Material supplied:
▼
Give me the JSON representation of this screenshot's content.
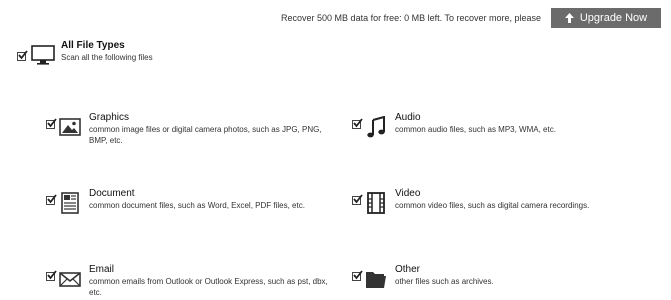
{
  "topbar": {
    "recover_text": "Recover 500 MB data for free: 0 MB left. To recover more, please",
    "upgrade_label": "Upgrade Now"
  },
  "all_file_types": {
    "checked": true,
    "title": "All File Types",
    "description": "Scan all the following files"
  },
  "categories": [
    {
      "title": "Graphics",
      "description": "common image files or digital camera photos, such as JPG, PNG, BMP, etc.",
      "icon": "image-icon",
      "checked": true
    },
    {
      "title": "Audio",
      "description": "common audio files, such as MP3, WMA, etc.",
      "icon": "music-note-icon",
      "checked": true
    },
    {
      "title": "Document",
      "description": "common document files, such as Word, Excel, PDF files, etc.",
      "icon": "document-icon",
      "checked": true
    },
    {
      "title": "Video",
      "description": "common video files, such as digital camera recordings.",
      "icon": "film-icon",
      "checked": true
    },
    {
      "title": "Email",
      "description": "common emails from Outlook or Outlook Express, such as pst, dbx, etc.",
      "icon": "envelope-icon",
      "checked": true
    },
    {
      "title": "Other",
      "description": "other files such as archives.",
      "icon": "folder-icon",
      "checked": true
    }
  ]
}
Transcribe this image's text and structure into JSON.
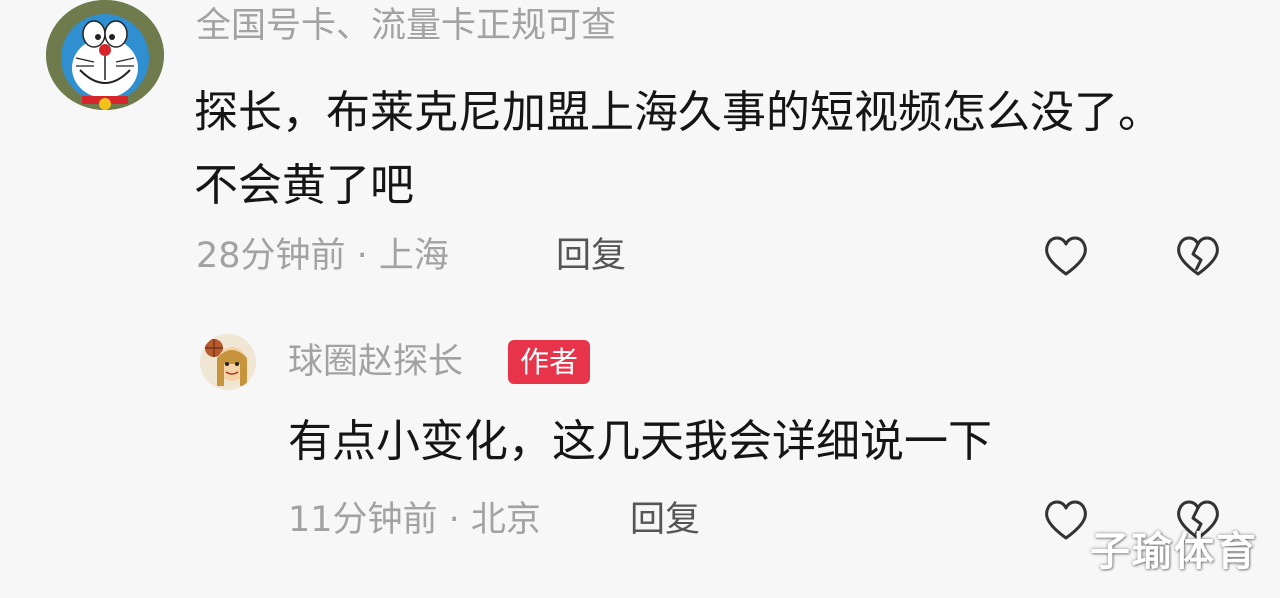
▲
Task statement: Repeat each entry exactly. Pictures do not belong in the copy.

Complete response:
Give me the JSON representation of this screenshot's content.
{
  "topbar": {
    "recover_text": "Recover 500 MB data for free: 0 MB left. To recover more, please",
    "upgrade_label": "Upgrade Now"
  },
  "all_file_types": {
    "checked": true,
    "title": "All File Types",
    "description": "Scan all the following files"
  },
  "categories": [
    {
      "title": "Graphics",
      "description": "common image files or digital camera photos, such as JPG, PNG, BMP, etc.",
      "icon": "image-icon",
      "checked": true
    },
    {
      "title": "Audio",
      "description": "common audio files, such as MP3, WMA, etc.",
      "icon": "music-note-icon",
      "checked": true
    },
    {
      "title": "Document",
      "description": "common document files, such as Word, Excel, PDF files, etc.",
      "icon": "document-icon",
      "checked": true
    },
    {
      "title": "Video",
      "description": "common video files, such as digital camera recordings.",
      "icon": "film-icon",
      "checked": true
    },
    {
      "title": "Email",
      "description": "common emails from Outlook or Outlook Express, such as pst, dbx, etc.",
      "icon": "envelope-icon",
      "checked": true
    },
    {
      "title": "Other",
      "description": "other files such as archives.",
      "icon": "folder-icon",
      "checked": true
    }
  ]
}
Transcribe this image's text and structure into JSON.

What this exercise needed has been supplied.